**Description of the task:**
In the material below, the lines containing the word "KENDAL" are required; copy each of them.

--- start of Dataset ---

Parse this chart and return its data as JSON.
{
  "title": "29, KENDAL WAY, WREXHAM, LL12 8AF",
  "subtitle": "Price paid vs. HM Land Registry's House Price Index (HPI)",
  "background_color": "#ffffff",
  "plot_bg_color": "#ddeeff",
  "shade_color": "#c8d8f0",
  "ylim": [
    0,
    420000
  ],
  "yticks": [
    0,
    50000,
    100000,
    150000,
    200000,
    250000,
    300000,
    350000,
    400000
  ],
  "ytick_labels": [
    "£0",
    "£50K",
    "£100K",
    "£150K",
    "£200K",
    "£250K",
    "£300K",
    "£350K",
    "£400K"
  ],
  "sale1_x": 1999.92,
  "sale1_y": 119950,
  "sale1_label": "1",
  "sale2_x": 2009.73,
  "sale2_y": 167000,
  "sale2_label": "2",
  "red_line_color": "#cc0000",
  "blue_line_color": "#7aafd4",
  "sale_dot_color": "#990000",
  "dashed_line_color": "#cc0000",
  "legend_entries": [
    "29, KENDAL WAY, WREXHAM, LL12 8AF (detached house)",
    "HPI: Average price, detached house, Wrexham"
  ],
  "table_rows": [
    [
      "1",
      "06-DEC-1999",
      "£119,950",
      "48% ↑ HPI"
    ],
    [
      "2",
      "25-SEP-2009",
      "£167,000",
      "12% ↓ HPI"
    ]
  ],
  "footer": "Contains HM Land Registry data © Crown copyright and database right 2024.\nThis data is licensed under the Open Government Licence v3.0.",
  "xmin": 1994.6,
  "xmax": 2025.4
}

--- end of Dataset ---

**Completed exercise:**
  "title": "29, KENDAL WAY, WREXHAM, LL12 8AF",
    "29, KENDAL WAY, WREXHAM, LL12 8AF (detached house)",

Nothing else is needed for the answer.